Dataset:
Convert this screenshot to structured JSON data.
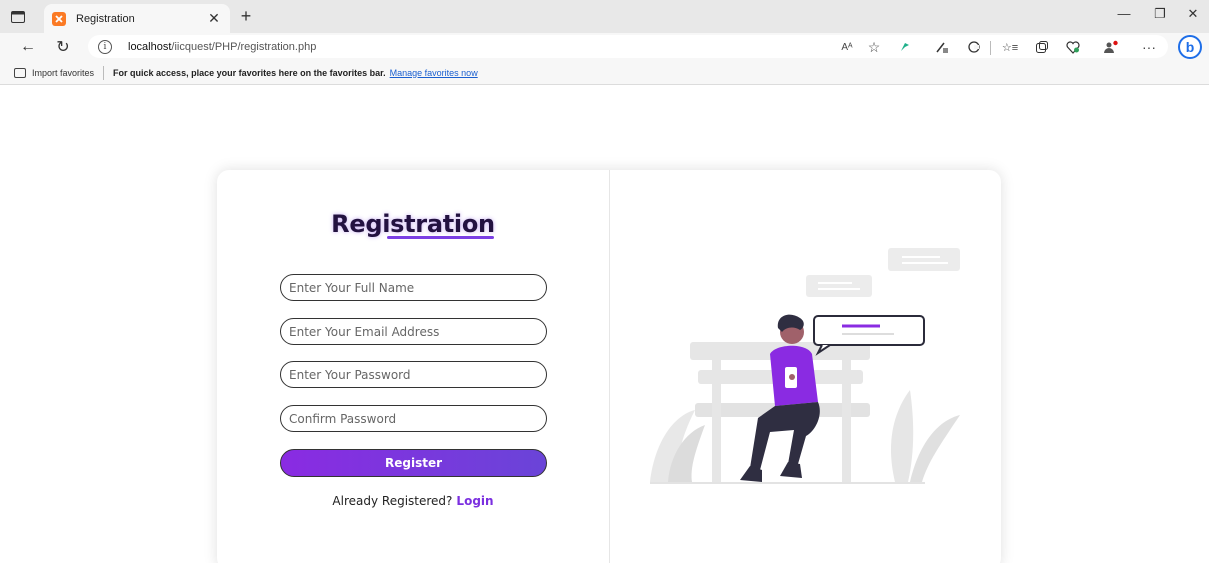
{
  "browser": {
    "tab_title": "Registration",
    "url_host": "localhost",
    "url_path": "/iicquest/PHP/registration.php",
    "read_aloud_label": "Aᴬ"
  },
  "favorites_bar": {
    "import_label": "Import favorites",
    "hint": "For quick access, place your favorites here on the favorites bar.",
    "manage_link": "Manage favorites now"
  },
  "form": {
    "title": "Registration",
    "full_name_placeholder": "Enter Your Full Name",
    "email_placeholder": "Enter Your Email Address",
    "password_placeholder": "Enter Your Password",
    "confirm_placeholder": "Confirm Password",
    "register_label": "Register",
    "already_text": "Already Registered?",
    "login_label": "Login"
  },
  "colors": {
    "accent": "#8a2be2",
    "accent_end": "#6a44d8",
    "link_purple": "#7b2fe0",
    "illustration_gray": "#e6e6e6"
  },
  "icons": [
    "sidebar-icon",
    "xampp-icon",
    "back-icon",
    "refresh-icon",
    "info-icon",
    "read-aloud-icon",
    "favorite-star-icon",
    "extension-icon",
    "pen-icon",
    "settings-icon",
    "favorites-icon",
    "collections-icon",
    "health-icon",
    "profile-icon",
    "more-icon",
    "bing-icon"
  ]
}
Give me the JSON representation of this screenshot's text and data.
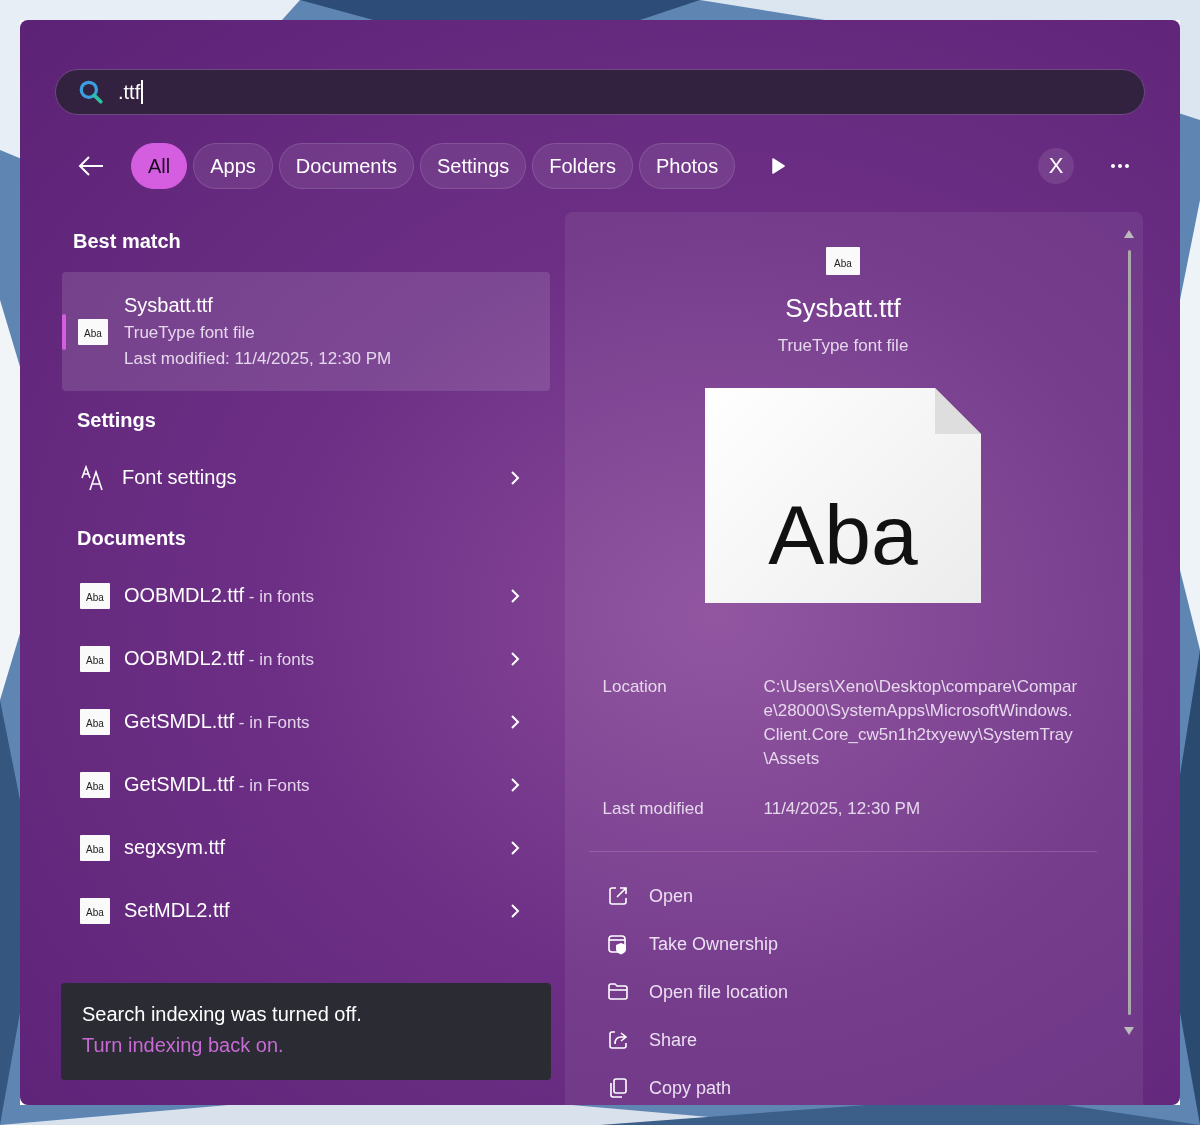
{
  "search": {
    "value": ".ttf"
  },
  "filters": [
    {
      "label": "All",
      "selected": true
    },
    {
      "label": "Apps",
      "selected": false
    },
    {
      "label": "Documents",
      "selected": false
    },
    {
      "label": "Settings",
      "selected": false
    },
    {
      "label": "Folders",
      "selected": false
    },
    {
      "label": "Photos",
      "selected": false
    }
  ],
  "account": {
    "label": "X"
  },
  "best_match": {
    "heading": "Best match",
    "name": "Sysbatt.ttf",
    "type": "TrueType font file",
    "modified": "Last modified: 11/4/2025, 12:30 PM",
    "icon_label": "Aba",
    "selected": true
  },
  "settings": {
    "heading": "Settings",
    "items": [
      {
        "name": "Font settings"
      }
    ]
  },
  "documents": {
    "heading": "Documents",
    "items": [
      {
        "name": "OOBMDL2.ttf",
        "location": " - in fonts",
        "icon_label": "Aba"
      },
      {
        "name": "OOBMDL2.ttf",
        "location": " - in fonts",
        "icon_label": "Aba"
      },
      {
        "name": "GetSMDL.ttf",
        "location": " - in Fonts",
        "icon_label": "Aba"
      },
      {
        "name": "GetSMDL.ttf",
        "location": " - in Fonts",
        "icon_label": "Aba"
      },
      {
        "name": "segxsym.ttf",
        "icon_label": "Aba"
      },
      {
        "name": "SetMDL2.ttf",
        "icon_label": "Aba"
      }
    ]
  },
  "toast": {
    "message": "Search indexing was turned off.",
    "link": "Turn indexing back on."
  },
  "preview": {
    "icon_label": "Aba",
    "title": "Sysbatt.ttf",
    "subtitle": "TrueType font file",
    "preview_text": "Aba",
    "details": [
      {
        "label": "Location",
        "value": "C:\\Users\\Xeno\\Desktop\\compare\\Compare\\28000\\SystemApps\\MicrosoftWindows.Client.Core_cw5n1h2txyewy\\SystemTray\\Assets"
      },
      {
        "label": "Last modified",
        "value": "11/4/2025, 12:30 PM"
      }
    ],
    "actions": [
      {
        "kind": "open",
        "label": "Open"
      },
      {
        "kind": "ownership",
        "label": "Take Ownership"
      },
      {
        "kind": "folder",
        "label": "Open file location"
      },
      {
        "kind": "share",
        "label": "Share"
      },
      {
        "kind": "copy",
        "label": "Copy path"
      }
    ]
  }
}
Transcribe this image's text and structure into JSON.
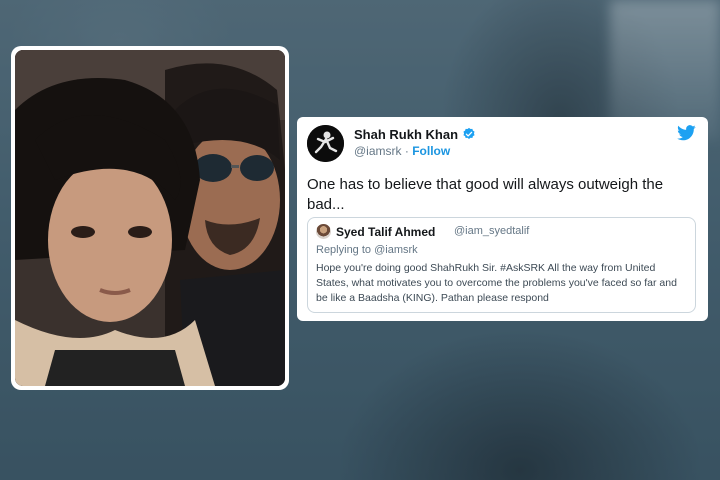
{
  "tweet": {
    "author_name": "Shah Rukh Khan",
    "handle": "@iamsrk",
    "separator": "·",
    "follow_label": "Follow",
    "text": "One has to believe that good will always outweigh the bad...",
    "icons": {
      "verified": "verified-badge-icon",
      "brand": "twitter-bird-icon"
    },
    "quoted": {
      "author_name": "Syed Talif Ahmed",
      "handle": "@iam_syedtalif",
      "replying_to": "Replying to @iamsrk",
      "text": "Hope you're doing good ShahRukh Sir. #AskSRK All the way from United States, what motivates you to overcome the problems you've faced so far and be like a Baadsha (KING). Pathan please respond"
    }
  },
  "colors": {
    "accent": "#1DA1F2",
    "follow_link": "#1b95e0",
    "card_background": "#ffffff",
    "page_background": "#3f5866"
  }
}
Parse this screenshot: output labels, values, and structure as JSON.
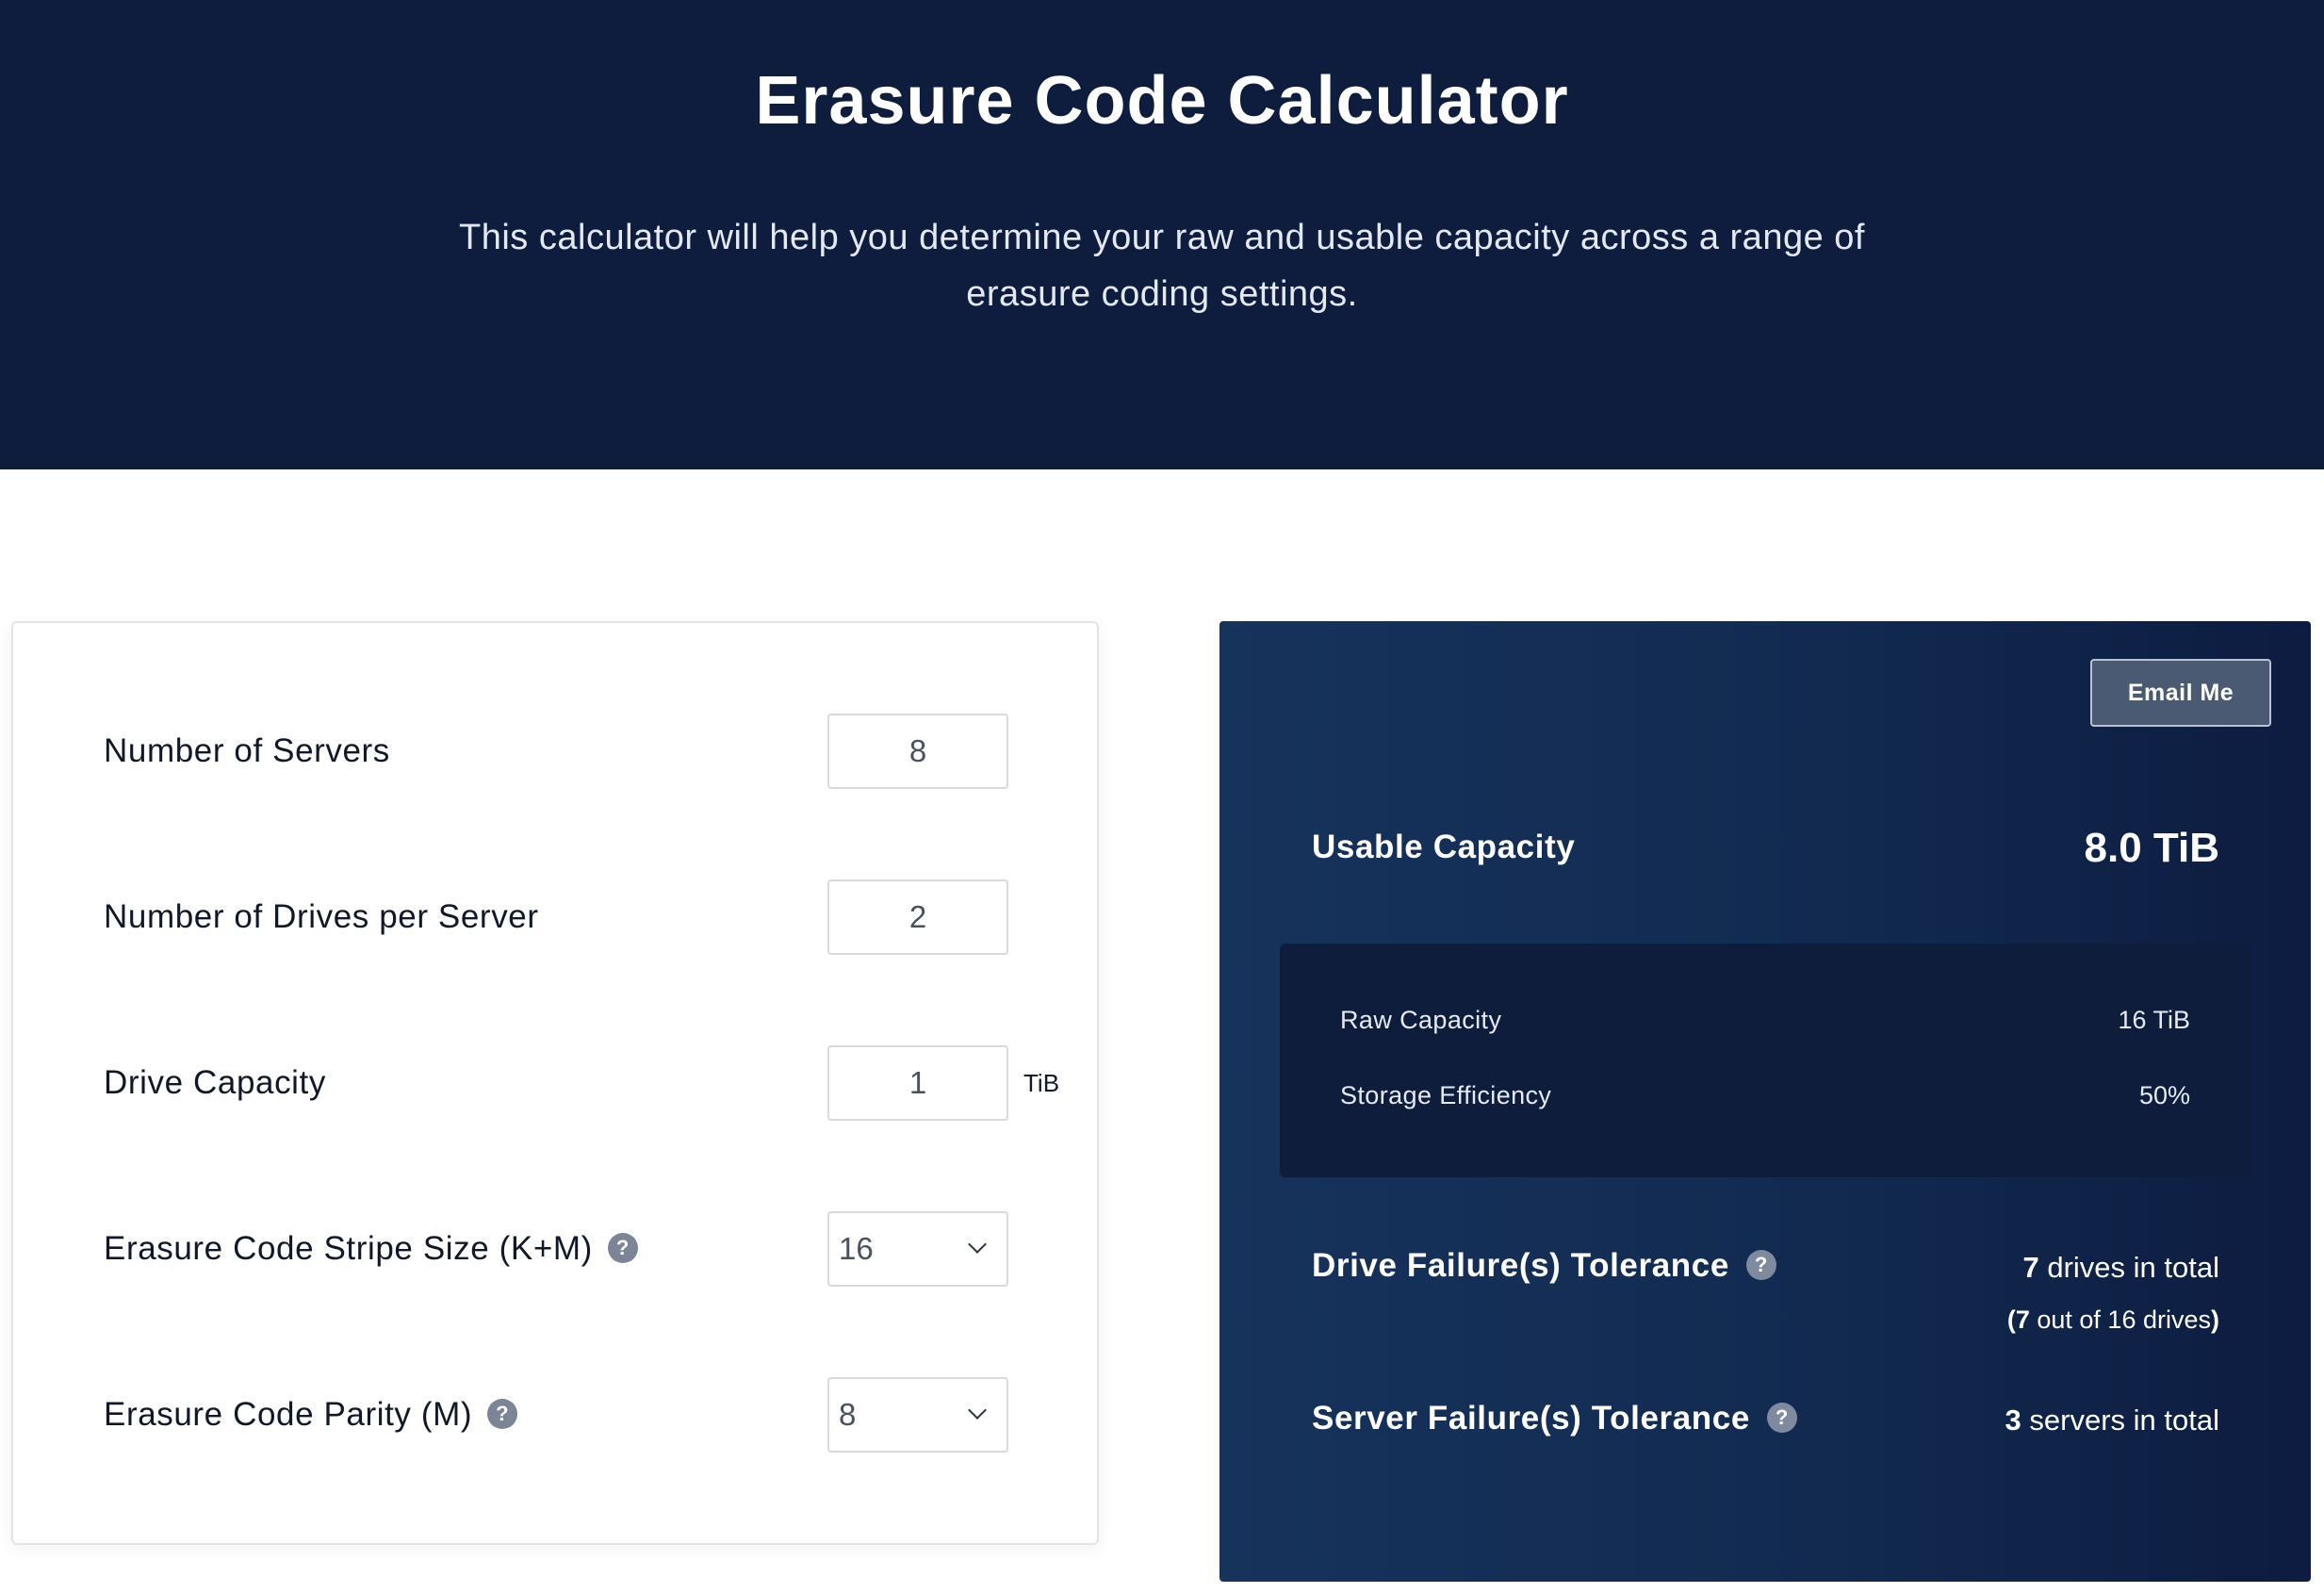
{
  "header": {
    "title": "Erasure Code Calculator",
    "subtitle": "This calculator will help you determine your raw and usable capacity across a range of erasure coding settings."
  },
  "inputs": {
    "servers": {
      "label": "Number of Servers",
      "value": "8"
    },
    "drives": {
      "label": "Number of Drives per Server",
      "value": "2"
    },
    "capacity": {
      "label": "Drive Capacity",
      "value": "1",
      "unit": "TiB"
    },
    "stripe": {
      "label": "Erasure Code Stripe Size (K+M)",
      "value": "16"
    },
    "parity": {
      "label": "Erasure Code Parity (M)",
      "value": "8"
    },
    "help_glyph": "?"
  },
  "results": {
    "email_label": "Email Me",
    "usable_label": "Usable Capacity",
    "usable_value": "8.0 TiB",
    "raw_label": "Raw Capacity",
    "raw_value": "16 TiB",
    "efficiency_label": "Storage Efficiency",
    "efficiency_value": "50%",
    "drive_tol_label": "Drive Failure(s) Tolerance",
    "drive_tol_count": "7",
    "drive_tol_text": " drives in total",
    "drive_tol_sub_open": "(",
    "drive_tol_sub_count": "7",
    "drive_tol_sub_text": " out of 16 drives",
    "drive_tol_sub_close": ")",
    "server_tol_label": "Server Failure(s) Tolerance",
    "server_tol_count": "3",
    "server_tol_text": " servers in total"
  },
  "colors": {
    "hero_bg": "#0e1c3d",
    "panel_gradient_start": "#16335c",
    "panel_gradient_end": "#0d1c40",
    "help_icon": "#7b8597"
  }
}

What you need to do: Transcribe the records word for word and include no pictures.

Task output:
Convert this screenshot to structured JSON data.
{
  "browser": {
    "tab_title": "Registration",
    "url_host": "localhost",
    "url_path": "/iicquest/PHP/registration.php",
    "read_aloud_label": "Aᴬ"
  },
  "favorites_bar": {
    "import_label": "Import favorites",
    "hint": "For quick access, place your favorites here on the favorites bar.",
    "manage_link": "Manage favorites now"
  },
  "form": {
    "title": "Registration",
    "full_name_placeholder": "Enter Your Full Name",
    "email_placeholder": "Enter Your Email Address",
    "password_placeholder": "Enter Your Password",
    "confirm_placeholder": "Confirm Password",
    "register_label": "Register",
    "already_text": "Already Registered?",
    "login_label": "Login"
  },
  "colors": {
    "accent": "#8a2be2",
    "accent_end": "#6a44d8",
    "link_purple": "#7b2fe0",
    "illustration_gray": "#e6e6e6"
  },
  "icons": [
    "sidebar-icon",
    "xampp-icon",
    "back-icon",
    "refresh-icon",
    "info-icon",
    "read-aloud-icon",
    "favorite-star-icon",
    "extension-icon",
    "pen-icon",
    "settings-icon",
    "favorites-icon",
    "collections-icon",
    "health-icon",
    "profile-icon",
    "more-icon",
    "bing-icon"
  ]
}
Give me the JSON representation of this screenshot's text and data.
{
  "search": {
    "value": ".ttf"
  },
  "filters": [
    {
      "label": "All",
      "selected": true
    },
    {
      "label": "Apps",
      "selected": false
    },
    {
      "label": "Documents",
      "selected": false
    },
    {
      "label": "Settings",
      "selected": false
    },
    {
      "label": "Folders",
      "selected": false
    },
    {
      "label": "Photos",
      "selected": false
    }
  ],
  "account": {
    "label": "X"
  },
  "best_match": {
    "heading": "Best match",
    "name": "Sysbatt.ttf",
    "type": "TrueType font file",
    "modified": "Last modified: 11/4/2025, 12:30 PM",
    "icon_label": "Aba",
    "selected": true
  },
  "settings": {
    "heading": "Settings",
    "items": [
      {
        "name": "Font settings"
      }
    ]
  },
  "documents": {
    "heading": "Documents",
    "items": [
      {
        "name": "OOBMDL2.ttf",
        "location": " - in fonts",
        "icon_label": "Aba"
      },
      {
        "name": "OOBMDL2.ttf",
        "location": " - in fonts",
        "icon_label": "Aba"
      },
      {
        "name": "GetSMDL.ttf",
        "location": " - in Fonts",
        "icon_label": "Aba"
      },
      {
        "name": "GetSMDL.ttf",
        "location": " - in Fonts",
        "icon_label": "Aba"
      },
      {
        "name": "segxsym.ttf",
        "icon_label": "Aba"
      },
      {
        "name": "SetMDL2.ttf",
        "icon_label": "Aba"
      }
    ]
  },
  "toast": {
    "message": "Search indexing was turned off.",
    "link": "Turn indexing back on."
  },
  "preview": {
    "icon_label": "Aba",
    "title": "Sysbatt.ttf",
    "subtitle": "TrueType font file",
    "preview_text": "Aba",
    "details": [
      {
        "label": "Location",
        "value": "C:\\Users\\Xeno\\Desktop\\compare\\Compare\\28000\\SystemApps\\MicrosoftWindows.Client.Core_cw5n1h2txyewy\\SystemTray\\Assets"
      },
      {
        "label": "Last modified",
        "value": "11/4/2025, 12:30 PM"
      }
    ],
    "actions": [
      {
        "kind": "open",
        "label": "Open"
      },
      {
        "kind": "ownership",
        "label": "Take Ownership"
      },
      {
        "kind": "folder",
        "label": "Open file location"
      },
      {
        "kind": "share",
        "label": "Share"
      },
      {
        "kind": "copy",
        "label": "Copy path"
      }
    ]
  }
}
Transcribe this image's text and structure into JSON.
{
  "tweet": {
    "author_name": "Shah Rukh Khan",
    "handle": "@iamsrk",
    "separator": "·",
    "follow_label": "Follow",
    "text": "One has to believe that good will always outweigh the bad...",
    "icons": {
      "verified": "verified-badge-icon",
      "brand": "twitter-bird-icon"
    },
    "quoted": {
      "author_name": "Syed Talif Ahmed",
      "handle": "@iam_syedtalif",
      "replying_to": "Replying to @iamsrk",
      "text": "Hope you're doing good ShahRukh Sir. #AskSRK All the way from United States, what motivates you to overcome the problems you've faced so far and be like a Baadsha (KING). Pathan please respond"
    }
  },
  "colors": {
    "accent": "#1DA1F2",
    "follow_link": "#1b95e0",
    "card_background": "#ffffff",
    "page_background": "#3f5866"
  }
}
Parse this screenshot: output labels, values, and structure as JSON.
{
  "header": {
    "title": "Erasure Code Calculator",
    "subtitle": "This calculator will help you determine your raw and usable capacity across a range of erasure coding settings."
  },
  "inputs": {
    "servers": {
      "label": "Number of Servers",
      "value": "8"
    },
    "drives": {
      "label": "Number of Drives per Server",
      "value": "2"
    },
    "capacity": {
      "label": "Drive Capacity",
      "value": "1",
      "unit": "TiB"
    },
    "stripe": {
      "label": "Erasure Code Stripe Size (K+M)",
      "value": "16"
    },
    "parity": {
      "label": "Erasure Code Parity (M)",
      "value": "8"
    },
    "help_glyph": "?"
  },
  "results": {
    "email_label": "Email Me",
    "usable_label": "Usable Capacity",
    "usable_value": "8.0 TiB",
    "raw_label": "Raw Capacity",
    "raw_value": "16 TiB",
    "efficiency_label": "Storage Efficiency",
    "efficiency_value": "50%",
    "drive_tol_label": "Drive Failure(s) Tolerance",
    "drive_tol_count": "7",
    "drive_tol_text": " drives in total",
    "drive_tol_sub_open": "(",
    "drive_tol_sub_count": "7",
    "drive_tol_sub_text": " out of 16 drives",
    "drive_tol_sub_close": ")",
    "server_tol_label": "Server Failure(s) Tolerance",
    "server_tol_count": "3",
    "server_tol_text": " servers in total"
  },
  "colors": {
    "hero_bg": "#0e1c3d",
    "panel_gradient_start": "#16335c",
    "panel_gradient_end": "#0d1c40",
    "help_icon": "#7b8597"
  }
}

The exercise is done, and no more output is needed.